Required work →
Reproduce the data below word for word, keeping every line and its order.

Stored rows →
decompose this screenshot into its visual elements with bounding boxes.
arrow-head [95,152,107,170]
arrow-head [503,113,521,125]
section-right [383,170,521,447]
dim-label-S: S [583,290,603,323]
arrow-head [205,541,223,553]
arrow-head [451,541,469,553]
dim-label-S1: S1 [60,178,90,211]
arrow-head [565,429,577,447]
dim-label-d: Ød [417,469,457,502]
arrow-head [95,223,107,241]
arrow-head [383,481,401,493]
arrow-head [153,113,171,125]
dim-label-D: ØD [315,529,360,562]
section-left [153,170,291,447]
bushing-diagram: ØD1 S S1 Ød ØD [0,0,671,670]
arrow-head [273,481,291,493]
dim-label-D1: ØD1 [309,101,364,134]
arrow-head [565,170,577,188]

Exercise response →
decompose this screenshot into its visual elements with bounding boxes.
arrow-head [95,152,107,170]
arrow-head [503,113,521,125]
section-right [383,170,521,447]
dim-label-S: S [583,290,603,323]
arrow-head [205,541,223,553]
arrow-head [451,541,469,553]
dim-label-S1: S1 [60,178,90,211]
arrow-head [565,429,577,447]
dim-label-d: Ød [417,469,457,502]
arrow-head [95,223,107,241]
arrow-head [383,481,401,493]
arrow-head [153,113,171,125]
dim-label-D: ØD [315,529,360,562]
section-left [153,170,291,447]
bushing-diagram: ØD1 S S1 Ød ØD [0,0,671,670]
arrow-head [273,481,291,493]
dim-label-D1: ØD1 [309,101,364,134]
arrow-head [565,170,577,188]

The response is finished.